▶ _Set problem_: Copy verbatim the lines of the material from the line containing "- candle-body: [409, 258, 416, 263]" up to and including the line containing "- y-tick-label: 1.22900: [996, 11, 1024, 21]".

▶ _Task data_:
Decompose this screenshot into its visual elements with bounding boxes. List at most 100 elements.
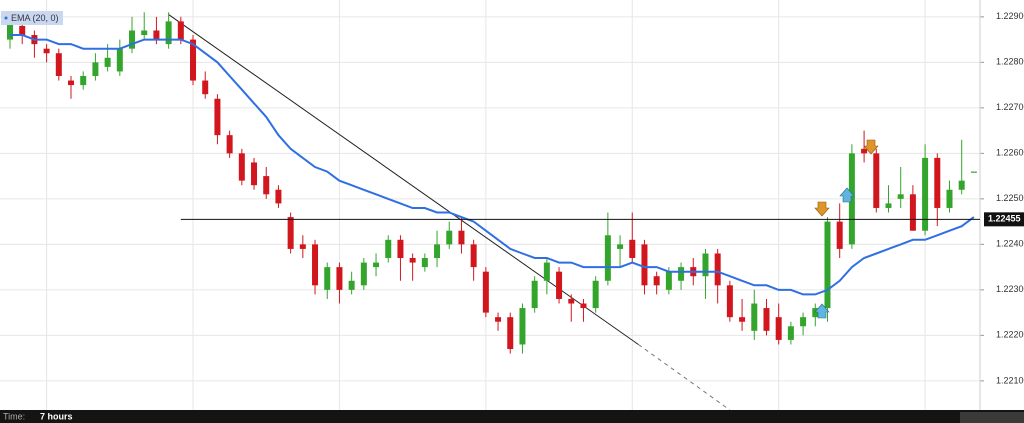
- candle-body: [409, 258, 416, 263]
- candle-body: [324, 267, 331, 290]
- candle-body: [665, 271, 672, 290]
- y-tick-label: 1.22800: [996, 57, 1024, 67]
- candle-body: [495, 317, 502, 322]
- axis-corner: [960, 412, 1024, 423]
- candle-body: [824, 221, 831, 309]
- candle-body: [885, 203, 892, 208]
- y-tick-label: 1.22900: [996, 11, 1024, 21]
- candle-body: [312, 244, 319, 286]
- candle-body: [7, 21, 14, 40]
- legend-label: EMA (20, 0): [11, 13, 59, 23]
- y-tick-label: 1.22400: [996, 239, 1024, 249]
- candle-body: [726, 285, 733, 318]
- candle-body: [226, 135, 233, 154]
- candle-body: [519, 308, 526, 345]
- candle-body: [934, 157, 941, 208]
- candle-body: [446, 230, 453, 245]
- legend: EMA (20, 0): [1, 11, 63, 25]
- buy-signal: [814, 303, 830, 319]
- candle-body: [421, 258, 428, 268]
- candle-body: [556, 271, 563, 299]
- candle-body: [580, 303, 587, 309]
- y-tick-label: 1.22600: [996, 148, 1024, 158]
- candle-body: [702, 253, 709, 277]
- candle-body: [739, 317, 746, 322]
- candle-body: [751, 303, 758, 331]
- candle-body: [617, 244, 624, 249]
- candle-body: [238, 153, 245, 181]
- candle-body: [202, 80, 209, 95]
- candle-body: [458, 230, 465, 245]
- candle-body: [812, 308, 819, 318]
- candle-body: [543, 262, 550, 281]
- sell-signal: [814, 201, 830, 217]
- candle-body: [909, 194, 916, 231]
- candle-body: [68, 80, 75, 86]
- candle-body: [958, 180, 965, 190]
- candle-body: [141, 30, 148, 36]
- candle-body: [299, 244, 306, 249]
- candle-body: [848, 153, 855, 245]
- candle-body: [775, 317, 782, 340]
- candle-body: [348, 280, 355, 290]
- toolbar-label: Time:: [3, 411, 25, 421]
- candle-body: [629, 239, 636, 259]
- candle-body: [104, 57, 111, 67]
- buy-signal: [839, 187, 855, 203]
- candle-body: [251, 162, 258, 186]
- candle-body: [970, 171, 977, 173]
- candle-body: [397, 239, 404, 259]
- candle-body: [434, 244, 441, 259]
- y-tick-label: 1.22500: [996, 193, 1024, 203]
- y-tick-label: 1.22200: [996, 330, 1024, 340]
- candle-body: [787, 326, 794, 340]
- candle-body: [678, 267, 685, 281]
- candle-body: [287, 217, 294, 249]
- candle-body: [604, 235, 611, 281]
- candle-body: [482, 271, 489, 313]
- candle-body: [470, 244, 477, 268]
- candle-body: [641, 244, 648, 286]
- candle-body: [214, 98, 221, 136]
- price-tag: [984, 212, 1024, 227]
- candle-body: [653, 276, 660, 286]
- y-tick-label: 1.22100: [996, 375, 1024, 385]
- legend-swatch: [4, 16, 8, 20]
- candle-body: [861, 148, 868, 154]
- candle-body: [275, 189, 282, 204]
- candle-body: [800, 317, 807, 327]
- candle-body: [80, 75, 87, 86]
- candle-body: [116, 48, 123, 72]
- candle-body: [153, 30, 160, 40]
- candle-body: [836, 221, 843, 249]
- candle-body: [922, 157, 929, 231]
- candle-body: [592, 280, 599, 309]
- signal-markers: [814, 139, 879, 319]
- candle-body: [92, 62, 99, 76]
- candle-body: [165, 21, 172, 45]
- candle-body: [531, 280, 538, 309]
- candle-body: [177, 21, 184, 40]
- sell-signal: [863, 139, 879, 155]
- legend-box: [1, 11, 63, 25]
- candle-body: [19, 25, 26, 36]
- candle-body: [373, 262, 380, 268]
- price-tag-label: 1.22455: [988, 214, 1021, 224]
- candle-body: [190, 39, 197, 81]
- candle-body: [336, 267, 343, 290]
- toolbar-value[interactable]: 7 hours: [40, 411, 73, 421]
- candle-body: [263, 176, 270, 195]
- candle-body: [946, 189, 953, 208]
- y-tick-label: 1.22300: [996, 284, 1024, 294]
- candle-body: [873, 153, 880, 208]
- candle-body: [507, 317, 514, 350]
- candle-body: [55, 53, 62, 76]
- candle-body: [360, 262, 367, 286]
- candle-body: [129, 30, 136, 49]
- candle-body: [763, 308, 770, 331]
- trendline-extension: [638, 344, 731, 411]
- candle-body: [385, 239, 392, 259]
- candle-body: [568, 298, 575, 304]
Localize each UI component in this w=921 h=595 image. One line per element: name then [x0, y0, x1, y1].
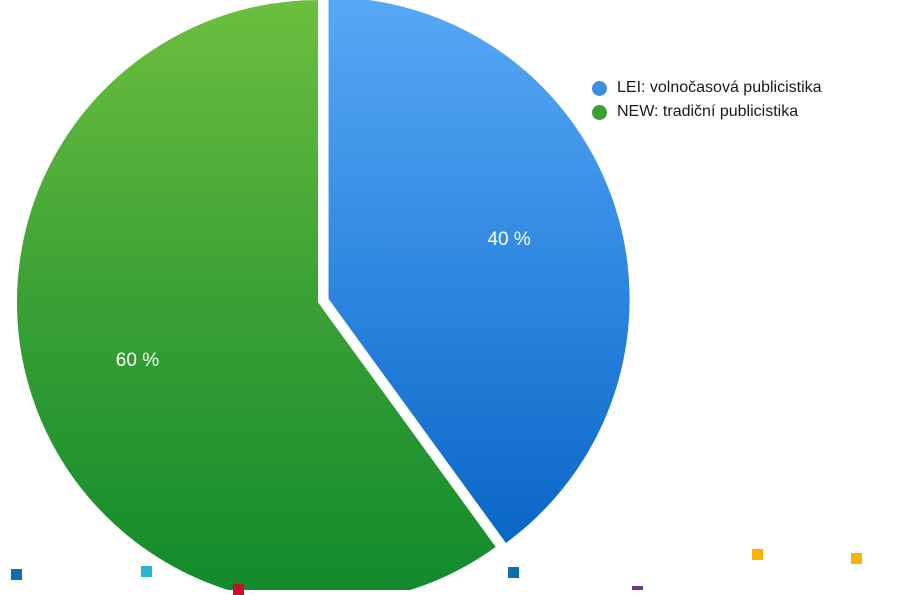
decorative-marker-1 [11, 569, 22, 580]
legend-label-new: NEW: tradiční publicistika [617, 103, 799, 120]
decorative-marker-5 [632, 586, 643, 590]
pie-slice-1 [326, 0, 632, 546]
legend-swatch-new [592, 104, 607, 120]
legend-swatch-lei [592, 80, 607, 96]
slice-value-label-2: 60 % [116, 350, 159, 371]
legend-item-lei: LEI: volnočasová publicistika [592, 76, 822, 100]
decorative-marker-7 [851, 553, 862, 564]
legend-label-lei: LEI: volnočasová publicistika [617, 79, 822, 96]
pie-slice-2 [15, 0, 499, 590]
legend-item-new: NEW: tradiční publicistika [592, 100, 822, 124]
decorative-marker-2 [141, 566, 152, 577]
slice-value-label-1: 40 % [487, 229, 530, 250]
chart-legend: LEI: volnočasová publicistika NEW: tradi… [592, 76, 822, 124]
decorative-marker-6 [752, 549, 763, 560]
decorative-marker-4 [508, 567, 519, 578]
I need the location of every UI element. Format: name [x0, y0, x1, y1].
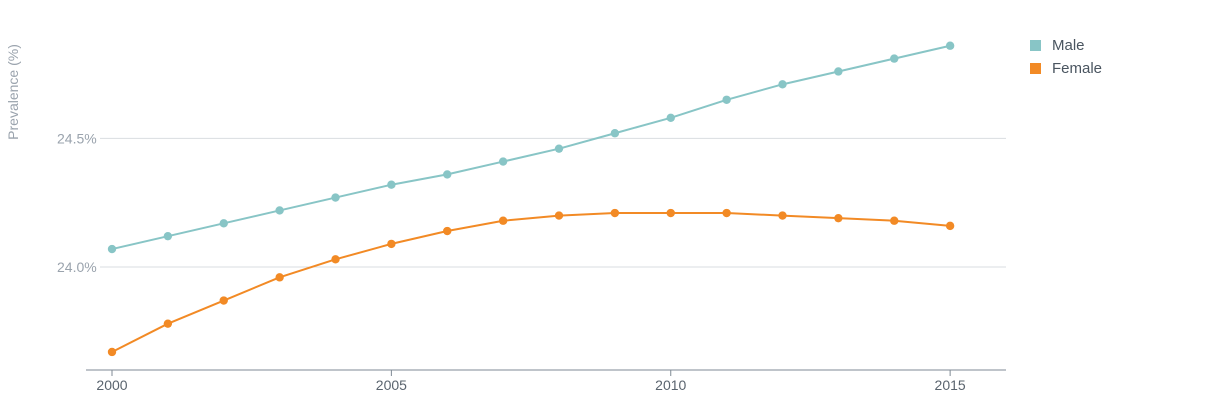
x-axis: 2000 2005 2010 2015: [86, 369, 1006, 393]
data-point-female[interactable]: [834, 213, 843, 223]
series-line-male: [111, 44, 951, 251]
y-axis-ticks: 24.0% 24.5%: [57, 130, 97, 275]
data-point-female[interactable]: [163, 319, 173, 328]
data-point-female[interactable]: [666, 208, 675, 218]
data-point-male[interactable]: [107, 244, 117, 254]
y-tick-label: 24.5%: [57, 130, 97, 146]
data-point-male[interactable]: [219, 219, 228, 228]
data-point-male[interactable]: [387, 180, 396, 189]
data-point-female[interactable]: [275, 273, 284, 282]
data-point-male[interactable]: [778, 80, 787, 89]
legend-item-male[interactable]: Male: [1030, 34, 1102, 57]
data-point-male[interactable]: [890, 54, 899, 63]
data-point-female[interactable]: [107, 347, 117, 357]
data-point-female[interactable]: [722, 208, 731, 218]
data-point-female[interactable]: [443, 226, 452, 236]
data-point-female[interactable]: [554, 211, 564, 220]
series-group: [107, 41, 955, 357]
data-point-male[interactable]: [610, 129, 620, 138]
data-point-male[interactable]: [554, 144, 564, 153]
legend-label-female: Female: [1052, 60, 1103, 77]
data-point-female[interactable]: [945, 221, 955, 231]
legend-item-female[interactable]: Female: [1030, 57, 1102, 80]
data-point-male[interactable]: [275, 206, 284, 215]
legend-label-male: Male: [1052, 37, 1085, 54]
data-point-male[interactable]: [498, 157, 508, 166]
data-point-male[interactable]: [331, 193, 340, 202]
x-tick-label: 2000: [96, 377, 127, 393]
x-tick-label: 2015: [935, 377, 966, 393]
data-point-male[interactable]: [666, 113, 675, 122]
legend-swatch-female: [1030, 63, 1041, 74]
data-point-female[interactable]: [498, 216, 508, 225]
data-point-female[interactable]: [331, 255, 340, 264]
data-point-male[interactable]: [945, 41, 955, 50]
x-tick-label: 2010: [655, 377, 686, 393]
x-tick-label: 2005: [376, 377, 407, 393]
legend: Male Female: [1030, 34, 1102, 80]
series-line-female: [111, 212, 951, 353]
data-point-male[interactable]: [834, 67, 843, 76]
data-point-male[interactable]: [722, 95, 731, 104]
data-point-female[interactable]: [219, 296, 228, 305]
data-point-female[interactable]: [890, 216, 899, 225]
y-tick-label: 24.0%: [57, 259, 97, 275]
legend-swatch-male: [1030, 40, 1041, 51]
y-axis-label: Prevalence (%): [5, 44, 21, 140]
data-point-female[interactable]: [610, 208, 620, 218]
data-point-male[interactable]: [163, 231, 173, 241]
data-point-female[interactable]: [778, 211, 787, 220]
gridlines: [100, 137, 1006, 268]
data-point-male[interactable]: [443, 170, 452, 179]
data-point-female[interactable]: [387, 239, 396, 249]
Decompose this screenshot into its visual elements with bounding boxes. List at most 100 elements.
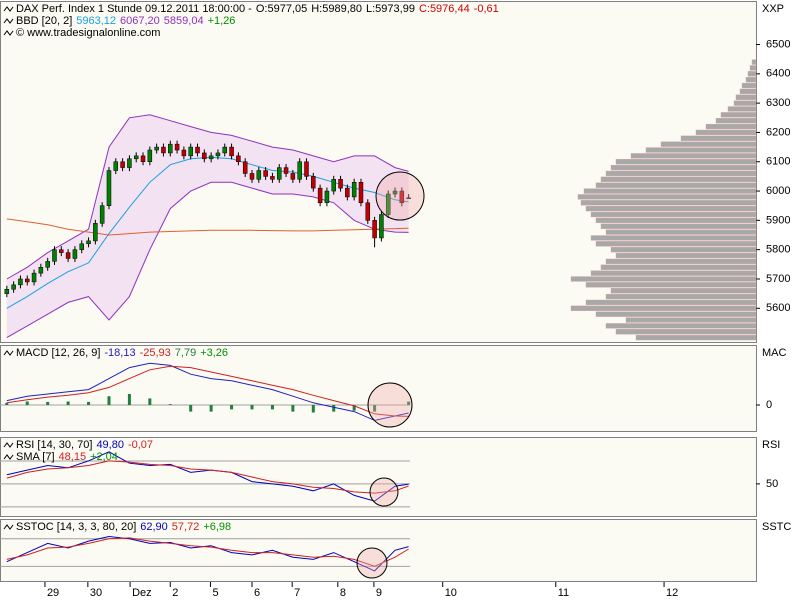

▶ _Right answer_:
- candle-body: [409, 258, 416, 263]
- candle-body: [324, 267, 331, 290]
- candle-body: [665, 271, 672, 290]
- y-tick-label: 1.22800: [996, 57, 1024, 67]
- candle-body: [495, 317, 502, 322]
- axis-corner: [960, 412, 1024, 423]
- candle-body: [824, 221, 831, 309]
- candle-body: [885, 203, 892, 208]
- y-tick-label: 1.22900: [996, 11, 1024, 21]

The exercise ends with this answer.